↓↓↓

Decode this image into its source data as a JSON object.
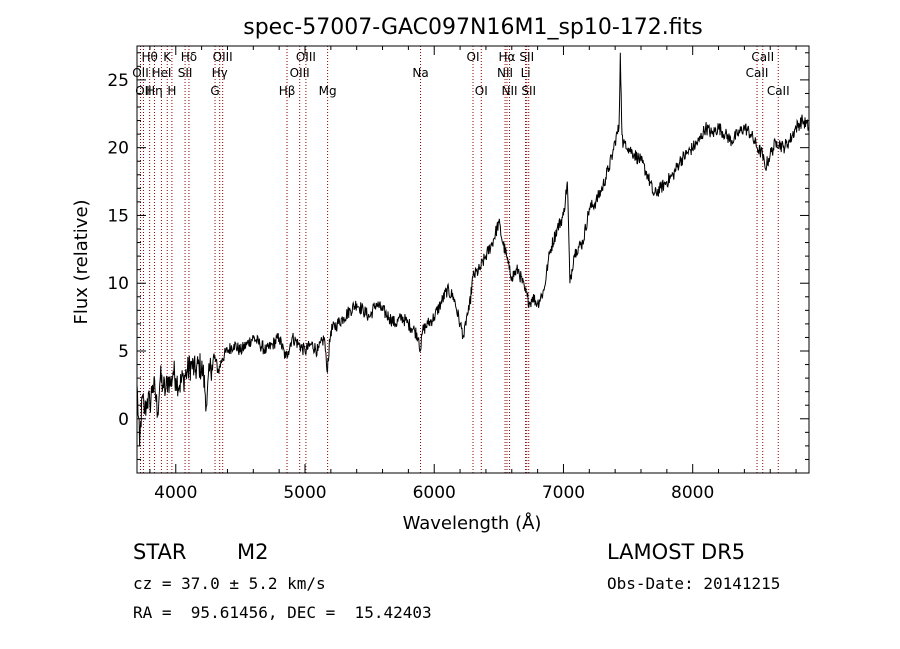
{
  "chart_data": {
    "type": "line",
    "title": "spec-57007-GAC097N16M1_sp10-172.fits",
    "xlabel": "Wavelength (Å)",
    "ylabel": "Flux (relative)",
    "xlim": [
      3700,
      8900
    ],
    "ylim": [
      -4,
      27.5
    ],
    "xticks": [
      4000,
      5000,
      6000,
      7000,
      8000
    ],
    "yticks": [
      0,
      5,
      10,
      15,
      20,
      25
    ],
    "grid": false,
    "series": [
      {
        "x": [
          3700,
          3720,
          3740,
          3760,
          3780,
          3800,
          3820,
          3840,
          3860,
          3880,
          3900,
          3920,
          3940,
          3960,
          3980,
          4000,
          4030,
          4060,
          4090,
          4120,
          4150,
          4180,
          4210,
          4240,
          4260,
          4280,
          4300,
          4330,
          4360,
          4400,
          4450,
          4500,
          4550,
          4600,
          4650,
          4700,
          4750,
          4800,
          4850,
          4870,
          4900,
          4950,
          5000,
          5050,
          5100,
          5150,
          5170,
          5200,
          5250,
          5300,
          5350,
          5400,
          5450,
          5500,
          5550,
          5600,
          5650,
          5700,
          5750,
          5800,
          5850,
          5880,
          5893,
          5910,
          5950,
          6000,
          6050,
          6100,
          6150,
          6200,
          6230,
          6250,
          6270,
          6300,
          6350,
          6400,
          6450,
          6500,
          6530,
          6560,
          6580,
          6600,
          6650,
          6700,
          6720,
          6740,
          6760,
          6800,
          6850,
          6880,
          6900,
          6950,
          7000,
          7030,
          7050,
          7080,
          7100,
          7150,
          7200,
          7250,
          7300,
          7350,
          7380,
          7400,
          7430,
          7440,
          7450,
          7460,
          7480,
          7500,
          7550,
          7600,
          7650,
          7700,
          7750,
          7800,
          7850,
          7900,
          7950,
          8000,
          8050,
          8100,
          8150,
          8200,
          8250,
          8300,
          8350,
          8400,
          8450,
          8500,
          8540,
          8560,
          8600,
          8650,
          8700,
          8750,
          8800,
          8850,
          8900
        ],
        "y": [
          2.5,
          -2.0,
          1.5,
          0.5,
          1.5,
          1.0,
          2.5,
          2.0,
          0.5,
          3.0,
          2.5,
          2.0,
          3.0,
          2.5,
          3.5,
          3.0,
          2.5,
          3.0,
          3.5,
          4.0,
          3.5,
          4.0,
          3.5,
          1.0,
          3.5,
          4.0,
          4.5,
          3.5,
          4.5,
          5.0,
          5.5,
          5.0,
          5.5,
          6.0,
          5.5,
          5.0,
          5.5,
          6.0,
          4.5,
          5.0,
          6.0,
          5.5,
          5.0,
          5.5,
          5.0,
          6.0,
          3.5,
          6.5,
          7.0,
          7.5,
          8.0,
          8.5,
          8.0,
          7.5,
          8.5,
          8.0,
          7.5,
          7.0,
          7.5,
          7.0,
          6.5,
          6.0,
          5.0,
          6.5,
          7.0,
          7.5,
          8.5,
          9.5,
          9.0,
          7.0,
          6.0,
          7.5,
          8.0,
          10.5,
          11.0,
          12.0,
          13.0,
          14.5,
          13.0,
          12.0,
          11.0,
          10.5,
          11.0,
          9.5,
          9.0,
          8.5,
          9.0,
          8.5,
          9.5,
          11.5,
          12.5,
          14.0,
          15.0,
          17.5,
          10.0,
          12.0,
          12.5,
          13.0,
          15.5,
          16.0,
          17.0,
          18.5,
          19.5,
          20.5,
          21.5,
          27.0,
          22.0,
          20.0,
          20.5,
          20.0,
          19.5,
          19.0,
          18.0,
          16.5,
          17.0,
          17.5,
          18.0,
          19.0,
          19.5,
          20.0,
          20.5,
          21.5,
          21.0,
          21.5,
          21.0,
          20.5,
          21.0,
          21.5,
          21.0,
          20.0,
          19.5,
          18.5,
          19.5,
          20.5,
          20.0,
          20.5,
          21.5,
          22.0,
          21.5
        ]
      }
    ],
    "lines": [
      {
        "wl": 3727,
        "label": "OII",
        "row": 2
      },
      {
        "wl": 3750,
        "label": "OII",
        "row": 3
      },
      {
        "wl": 3798,
        "label": "Hθ",
        "row": 1
      },
      {
        "wl": 3835,
        "label": "Hη",
        "row": 3
      },
      {
        "wl": 3889,
        "label": "HeI",
        "row": 2
      },
      {
        "wl": 3934,
        "label": "K",
        "row": 1
      },
      {
        "wl": 3970,
        "label": "H",
        "row": 3
      },
      {
        "wl": 4072,
        "label": "SII",
        "row": 2
      },
      {
        "wl": 4102,
        "label": "Hδ",
        "row": 1
      },
      {
        "wl": 4304,
        "label": "G",
        "row": 3
      },
      {
        "wl": 4340,
        "label": "Hγ",
        "row": 2
      },
      {
        "wl": 4363,
        "label": "OIII",
        "row": 1
      },
      {
        "wl": 4861,
        "label": "Hβ",
        "row": 3
      },
      {
        "wl": 4959,
        "label": "OIII",
        "row": 2
      },
      {
        "wl": 5007,
        "label": "OIII",
        "row": 1
      },
      {
        "wl": 5175,
        "label": "Mg",
        "row": 3
      },
      {
        "wl": 5894,
        "label": "Na",
        "row": 2
      },
      {
        "wl": 6300,
        "label": "OI",
        "row": 1
      },
      {
        "wl": 6364,
        "label": "OI",
        "row": 3
      },
      {
        "wl": 6548,
        "label": "NII",
        "row": 2
      },
      {
        "wl": 6563,
        "label": "Hα",
        "row": 1
      },
      {
        "wl": 6583,
        "label": "NII",
        "row": 3
      },
      {
        "wl": 6707,
        "label": "Li",
        "row": 2
      },
      {
        "wl": 6716,
        "label": "SII",
        "row": 1
      },
      {
        "wl": 6731,
        "label": "SII",
        "row": 3
      },
      {
        "wl": 8498,
        "label": "CaII",
        "row": 2
      },
      {
        "wl": 8542,
        "label": "CaII",
        "row": 1
      },
      {
        "wl": 8662,
        "label": "CaII",
        "row": 3
      }
    ]
  },
  "info": {
    "object_class": "STAR",
    "subclass": "M2",
    "survey": "LAMOST DR5",
    "redshift": "cz = 37.0 ± 5.2 km/s",
    "obs_date": "Obs-Date: 20141215",
    "coords": "RA =  95.61456, DEC =  15.42403"
  },
  "colors": {
    "axis": "#000000",
    "spectrum": "#000000",
    "lines": "#8b0000"
  }
}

↑↑↑

◆ Goal
Pictures don't belong in the copy. Restate all the entries exactly.

◆ Solution for this task
Decode this image into its source data as a JSON object.
{
  "chart_data": {
    "type": "line",
    "title": "spec-57007-GAC097N16M1_sp10-172.fits",
    "xlabel": "Wavelength (Å)",
    "ylabel": "Flux (relative)",
    "xlim": [
      3700,
      8900
    ],
    "ylim": [
      -4,
      27.5
    ],
    "xticks": [
      4000,
      5000,
      6000,
      7000,
      8000
    ],
    "yticks": [
      0,
      5,
      10,
      15,
      20,
      25
    ],
    "grid": false,
    "series": [
      {
        "x": [
          3700,
          3720,
          3740,
          3760,
          3780,
          3800,
          3820,
          3840,
          3860,
          3880,
          3900,
          3920,
          3940,
          3960,
          3980,
          4000,
          4030,
          4060,
          4090,
          4120,
          4150,
          4180,
          4210,
          4240,
          4260,
          4280,
          4300,
          4330,
          4360,
          4400,
          4450,
          4500,
          4550,
          4600,
          4650,
          4700,
          4750,
          4800,
          4850,
          4870,
          4900,
          4950,
          5000,
          5050,
          5100,
          5150,
          5170,
          5200,
          5250,
          5300,
          5350,
          5400,
          5450,
          5500,
          5550,
          5600,
          5650,
          5700,
          5750,
          5800,
          5850,
          5880,
          5893,
          5910,
          5950,
          6000,
          6050,
          6100,
          6150,
          6200,
          6230,
          6250,
          6270,
          6300,
          6350,
          6400,
          6450,
          6500,
          6530,
          6560,
          6580,
          6600,
          6650,
          6700,
          6720,
          6740,
          6760,
          6800,
          6850,
          6880,
          6900,
          6950,
          7000,
          7030,
          7050,
          7080,
          7100,
          7150,
          7200,
          7250,
          7300,
          7350,
          7380,
          7400,
          7430,
          7440,
          7450,
          7460,
          7480,
          7500,
          7550,
          7600,
          7650,
          7700,
          7750,
          7800,
          7850,
          7900,
          7950,
          8000,
          8050,
          8100,
          8150,
          8200,
          8250,
          8300,
          8350,
          8400,
          8450,
          8500,
          8540,
          8560,
          8600,
          8650,
          8700,
          8750,
          8800,
          8850,
          8900
        ],
        "y": [
          2.5,
          -2.0,
          1.5,
          0.5,
          1.5,
          1.0,
          2.5,
          2.0,
          0.5,
          3.0,
          2.5,
          2.0,
          3.0,
          2.5,
          3.5,
          3.0,
          2.5,
          3.0,
          3.5,
          4.0,
          3.5,
          4.0,
          3.5,
          1.0,
          3.5,
          4.0,
          4.5,
          3.5,
          4.5,
          5.0,
          5.5,
          5.0,
          5.5,
          6.0,
          5.5,
          5.0,
          5.5,
          6.0,
          4.5,
          5.0,
          6.0,
          5.5,
          5.0,
          5.5,
          5.0,
          6.0,
          3.5,
          6.5,
          7.0,
          7.5,
          8.0,
          8.5,
          8.0,
          7.5,
          8.5,
          8.0,
          7.5,
          7.0,
          7.5,
          7.0,
          6.5,
          6.0,
          5.0,
          6.5,
          7.0,
          7.5,
          8.5,
          9.5,
          9.0,
          7.0,
          6.0,
          7.5,
          8.0,
          10.5,
          11.0,
          12.0,
          13.0,
          14.5,
          13.0,
          12.0,
          11.0,
          10.5,
          11.0,
          9.5,
          9.0,
          8.5,
          9.0,
          8.5,
          9.5,
          11.5,
          12.5,
          14.0,
          15.0,
          17.5,
          10.0,
          12.0,
          12.5,
          13.0,
          15.5,
          16.0,
          17.0,
          18.5,
          19.5,
          20.5,
          21.5,
          27.0,
          22.0,
          20.0,
          20.5,
          20.0,
          19.5,
          19.0,
          18.0,
          16.5,
          17.0,
          17.5,
          18.0,
          19.0,
          19.5,
          20.0,
          20.5,
          21.5,
          21.0,
          21.5,
          21.0,
          20.5,
          21.0,
          21.5,
          21.0,
          20.0,
          19.5,
          18.5,
          19.5,
          20.5,
          20.0,
          20.5,
          21.5,
          22.0,
          21.5
        ]
      }
    ],
    "lines": [
      {
        "wl": 3727,
        "label": "OII",
        "row": 2
      },
      {
        "wl": 3750,
        "label": "OII",
        "row": 3
      },
      {
        "wl": 3798,
        "label": "Hθ",
        "row": 1
      },
      {
        "wl": 3835,
        "label": "Hη",
        "row": 3
      },
      {
        "wl": 3889,
        "label": "HeI",
        "row": 2
      },
      {
        "wl": 3934,
        "label": "K",
        "row": 1
      },
      {
        "wl": 3970,
        "label": "H",
        "row": 3
      },
      {
        "wl": 4072,
        "label": "SII",
        "row": 2
      },
      {
        "wl": 4102,
        "label": "Hδ",
        "row": 1
      },
      {
        "wl": 4304,
        "label": "G",
        "row": 3
      },
      {
        "wl": 4340,
        "label": "Hγ",
        "row": 2
      },
      {
        "wl": 4363,
        "label": "OIII",
        "row": 1
      },
      {
        "wl": 4861,
        "label": "Hβ",
        "row": 3
      },
      {
        "wl": 4959,
        "label": "OIII",
        "row": 2
      },
      {
        "wl": 5007,
        "label": "OIII",
        "row": 1
      },
      {
        "wl": 5175,
        "label": "Mg",
        "row": 3
      },
      {
        "wl": 5894,
        "label": "Na",
        "row": 2
      },
      {
        "wl": 6300,
        "label": "OI",
        "row": 1
      },
      {
        "wl": 6364,
        "label": "OI",
        "row": 3
      },
      {
        "wl": 6548,
        "label": "NII",
        "row": 2
      },
      {
        "wl": 6563,
        "label": "Hα",
        "row": 1
      },
      {
        "wl": 6583,
        "label": "NII",
        "row": 3
      },
      {
        "wl": 6707,
        "label": "Li",
        "row": 2
      },
      {
        "wl": 6716,
        "label": "SII",
        "row": 1
      },
      {
        "wl": 6731,
        "label": "SII",
        "row": 3
      },
      {
        "wl": 8498,
        "label": "CaII",
        "row": 2
      },
      {
        "wl": 8542,
        "label": "CaII",
        "row": 1
      },
      {
        "wl": 8662,
        "label": "CaII",
        "row": 3
      }
    ]
  },
  "info": {
    "object_class": "STAR",
    "subclass": "M2",
    "survey": "LAMOST DR5",
    "redshift": "cz = 37.0 ± 5.2 km/s",
    "obs_date": "Obs-Date: 20141215",
    "coords": "RA =  95.61456, DEC =  15.42403"
  },
  "colors": {
    "axis": "#000000",
    "spectrum": "#000000",
    "lines": "#8b0000"
  }
}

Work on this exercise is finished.